## begin
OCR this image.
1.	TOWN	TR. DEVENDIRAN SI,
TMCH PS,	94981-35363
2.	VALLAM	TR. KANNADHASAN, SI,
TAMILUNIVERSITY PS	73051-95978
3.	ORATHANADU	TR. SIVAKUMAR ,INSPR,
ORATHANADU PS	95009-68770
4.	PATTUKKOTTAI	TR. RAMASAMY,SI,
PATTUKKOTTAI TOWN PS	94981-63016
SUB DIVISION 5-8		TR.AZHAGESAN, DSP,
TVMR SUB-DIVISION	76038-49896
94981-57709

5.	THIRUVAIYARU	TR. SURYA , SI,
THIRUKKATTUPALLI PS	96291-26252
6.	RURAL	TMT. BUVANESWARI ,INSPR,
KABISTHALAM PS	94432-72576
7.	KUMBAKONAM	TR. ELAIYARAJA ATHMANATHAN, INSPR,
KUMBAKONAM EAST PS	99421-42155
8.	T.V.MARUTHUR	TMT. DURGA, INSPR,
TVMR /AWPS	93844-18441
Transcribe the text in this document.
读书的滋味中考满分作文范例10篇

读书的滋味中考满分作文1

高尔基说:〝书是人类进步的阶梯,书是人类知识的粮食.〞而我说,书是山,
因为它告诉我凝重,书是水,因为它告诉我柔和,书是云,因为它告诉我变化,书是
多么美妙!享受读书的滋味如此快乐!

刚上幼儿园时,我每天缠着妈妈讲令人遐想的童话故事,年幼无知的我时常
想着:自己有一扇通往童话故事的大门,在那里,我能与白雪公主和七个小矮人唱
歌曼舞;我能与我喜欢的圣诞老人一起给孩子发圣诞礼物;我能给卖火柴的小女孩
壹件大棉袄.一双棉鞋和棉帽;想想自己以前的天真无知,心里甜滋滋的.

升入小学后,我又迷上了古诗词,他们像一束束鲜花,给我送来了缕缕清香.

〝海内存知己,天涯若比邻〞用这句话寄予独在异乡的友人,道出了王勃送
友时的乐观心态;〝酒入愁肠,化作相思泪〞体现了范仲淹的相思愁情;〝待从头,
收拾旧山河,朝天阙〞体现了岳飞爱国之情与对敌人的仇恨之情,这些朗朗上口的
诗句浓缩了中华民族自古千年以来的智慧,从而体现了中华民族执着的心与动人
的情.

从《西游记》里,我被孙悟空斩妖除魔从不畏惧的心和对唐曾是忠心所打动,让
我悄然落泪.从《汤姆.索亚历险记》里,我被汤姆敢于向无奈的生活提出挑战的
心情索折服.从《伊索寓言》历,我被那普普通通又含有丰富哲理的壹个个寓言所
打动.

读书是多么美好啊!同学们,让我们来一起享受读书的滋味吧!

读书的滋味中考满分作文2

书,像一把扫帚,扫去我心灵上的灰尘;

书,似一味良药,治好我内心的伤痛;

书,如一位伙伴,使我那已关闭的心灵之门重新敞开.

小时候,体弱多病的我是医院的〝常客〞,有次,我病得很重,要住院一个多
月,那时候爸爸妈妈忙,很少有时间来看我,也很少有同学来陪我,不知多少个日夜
## end
What the task requires |
List all lines holding the string "PATTUKKOTTAI".

Solution for this problem |
4.	PATTUKKOTTAI	TR. RAMASAMY,SI,
PATTUKKOTTAI TOWN PS	94981-63016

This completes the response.